• Stated problem
Answer with a number only: how many lines of the data contain "быта"?

• Saved entries
-- begin --
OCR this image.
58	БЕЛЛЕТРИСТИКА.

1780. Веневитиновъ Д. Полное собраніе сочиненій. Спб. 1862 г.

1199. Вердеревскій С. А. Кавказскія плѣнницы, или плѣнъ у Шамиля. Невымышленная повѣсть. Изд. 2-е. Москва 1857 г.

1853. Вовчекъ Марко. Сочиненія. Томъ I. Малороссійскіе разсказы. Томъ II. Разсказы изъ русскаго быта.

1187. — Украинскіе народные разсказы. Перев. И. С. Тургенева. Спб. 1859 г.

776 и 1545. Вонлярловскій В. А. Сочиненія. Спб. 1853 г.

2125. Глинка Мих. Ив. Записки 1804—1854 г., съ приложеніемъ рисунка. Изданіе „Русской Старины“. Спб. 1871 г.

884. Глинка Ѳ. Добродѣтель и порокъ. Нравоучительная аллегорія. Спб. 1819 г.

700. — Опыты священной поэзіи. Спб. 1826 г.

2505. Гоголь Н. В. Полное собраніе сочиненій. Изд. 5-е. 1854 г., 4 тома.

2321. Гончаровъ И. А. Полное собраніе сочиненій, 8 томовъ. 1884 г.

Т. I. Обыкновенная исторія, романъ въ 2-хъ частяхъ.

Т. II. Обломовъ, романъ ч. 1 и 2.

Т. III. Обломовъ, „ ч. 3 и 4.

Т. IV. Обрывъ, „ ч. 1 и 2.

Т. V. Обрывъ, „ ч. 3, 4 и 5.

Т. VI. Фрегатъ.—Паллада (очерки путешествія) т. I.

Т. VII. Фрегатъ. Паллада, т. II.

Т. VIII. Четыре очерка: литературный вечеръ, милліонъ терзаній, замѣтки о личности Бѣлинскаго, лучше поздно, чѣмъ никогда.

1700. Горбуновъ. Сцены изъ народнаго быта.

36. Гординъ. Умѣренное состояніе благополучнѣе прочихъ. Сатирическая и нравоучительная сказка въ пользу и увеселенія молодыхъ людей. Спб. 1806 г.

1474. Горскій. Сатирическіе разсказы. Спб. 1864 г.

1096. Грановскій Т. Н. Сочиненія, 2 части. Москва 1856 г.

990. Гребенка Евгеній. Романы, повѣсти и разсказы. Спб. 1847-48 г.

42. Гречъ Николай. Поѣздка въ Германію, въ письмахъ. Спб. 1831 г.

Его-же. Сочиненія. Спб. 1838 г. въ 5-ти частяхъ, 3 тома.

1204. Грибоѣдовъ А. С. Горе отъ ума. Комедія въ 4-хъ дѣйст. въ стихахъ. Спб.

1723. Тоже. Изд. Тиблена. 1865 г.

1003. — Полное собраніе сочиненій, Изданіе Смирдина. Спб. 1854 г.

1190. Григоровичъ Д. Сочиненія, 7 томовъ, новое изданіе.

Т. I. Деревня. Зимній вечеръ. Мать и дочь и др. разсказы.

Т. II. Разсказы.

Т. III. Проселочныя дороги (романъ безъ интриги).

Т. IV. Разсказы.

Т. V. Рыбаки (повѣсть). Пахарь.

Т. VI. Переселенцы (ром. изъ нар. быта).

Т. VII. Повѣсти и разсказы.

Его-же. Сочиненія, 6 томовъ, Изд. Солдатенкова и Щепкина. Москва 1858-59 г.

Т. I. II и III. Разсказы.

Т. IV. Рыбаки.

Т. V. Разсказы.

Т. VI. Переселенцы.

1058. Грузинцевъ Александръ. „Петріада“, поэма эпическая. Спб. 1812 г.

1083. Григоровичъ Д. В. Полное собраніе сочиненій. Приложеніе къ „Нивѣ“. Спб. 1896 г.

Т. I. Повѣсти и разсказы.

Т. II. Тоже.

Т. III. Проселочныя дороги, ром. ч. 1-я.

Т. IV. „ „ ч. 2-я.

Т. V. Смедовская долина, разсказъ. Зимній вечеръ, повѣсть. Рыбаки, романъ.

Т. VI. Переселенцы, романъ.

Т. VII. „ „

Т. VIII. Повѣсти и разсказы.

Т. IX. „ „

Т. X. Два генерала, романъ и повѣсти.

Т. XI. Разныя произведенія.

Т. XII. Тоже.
-- end --
• The output
3